◆ Task:
Return every entry exactly as written.

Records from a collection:
------------------------------

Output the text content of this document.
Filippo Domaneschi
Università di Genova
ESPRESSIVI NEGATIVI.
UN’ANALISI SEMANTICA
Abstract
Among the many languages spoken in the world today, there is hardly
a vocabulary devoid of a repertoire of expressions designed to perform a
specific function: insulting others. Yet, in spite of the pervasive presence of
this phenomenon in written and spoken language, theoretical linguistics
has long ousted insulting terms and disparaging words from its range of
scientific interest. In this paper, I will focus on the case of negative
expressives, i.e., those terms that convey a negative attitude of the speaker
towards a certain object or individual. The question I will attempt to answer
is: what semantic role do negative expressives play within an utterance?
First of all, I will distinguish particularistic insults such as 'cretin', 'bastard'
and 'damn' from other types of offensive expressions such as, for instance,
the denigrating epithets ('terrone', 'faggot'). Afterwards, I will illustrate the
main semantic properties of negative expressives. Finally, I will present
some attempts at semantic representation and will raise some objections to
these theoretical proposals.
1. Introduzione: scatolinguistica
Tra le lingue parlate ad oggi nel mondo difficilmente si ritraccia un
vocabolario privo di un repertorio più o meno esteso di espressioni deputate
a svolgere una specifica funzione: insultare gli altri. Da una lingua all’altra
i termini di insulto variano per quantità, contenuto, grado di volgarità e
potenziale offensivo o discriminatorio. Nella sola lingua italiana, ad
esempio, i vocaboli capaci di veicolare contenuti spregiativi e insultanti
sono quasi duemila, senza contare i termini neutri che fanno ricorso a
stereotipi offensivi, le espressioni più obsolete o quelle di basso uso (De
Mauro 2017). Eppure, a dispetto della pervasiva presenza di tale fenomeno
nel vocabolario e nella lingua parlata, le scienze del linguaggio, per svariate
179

------------------------------

◆ Finished task:
Output the text content of this document.
Filippo Domaneschi
Università di Genova
ESPRESSIVI NEGATIVI.
UN’ANALISI SEMANTICA
Abstract
Among the many languages spoken in the world today, there is hardly
a vocabulary devoid of a repertoire of expressions designed to perform a
specific function: insulting others. Yet, in spite of the pervasive presence of
this phenomenon in written and spoken language, theoretical linguistics
has long ousted insulting terms and disparaging words from its range of
scientific interest. In this paper, I will focus on the case of negative
expressives, i.e., those terms that convey a negative attitude of the speaker
towards a certain object or individual. The question I will attempt to answer
is: what semantic role do negative expressives play within an utterance?
First of all, I will distinguish particularistic insults such as 'cretin', 'bastard'
and 'damn' from other types of offensive expressions such as, for instance,
the denigrating epithets ('terrone', 'faggot'). Afterwards, I will illustrate the
main semantic properties of negative expressives. Finally, I will present
some attempts at semantic representation and will raise some objections to
these theoretical proposals.
1. Introduzione: scatolinguistica
Tra le lingue parlate ad oggi nel mondo difficilmente si ritraccia un
vocabolario privo di un repertorio più o meno esteso di espressioni deputate
a svolgere una specifica funzione: insultare gli altri. Da una lingua all’altra
i termini di insulto variano per quantità, contenuto, grado di volgarità e
potenziale offensivo o discriminatorio. Nella sola lingua italiana, ad
esempio, i vocaboli capaci di veicolare contenuti spregiativi e insultanti
sono quasi duemila, senza contare i termini neutri che fanno ricorso a
stereotipi offensivi, le espressioni più obsolete o quelle di basso uso (De
Mauro 2017). Eppure, a dispetto della pervasiva presenza di tale fenomeno
nel vocabolario e nella lingua parlata, le scienze del linguaggio, per svariate
179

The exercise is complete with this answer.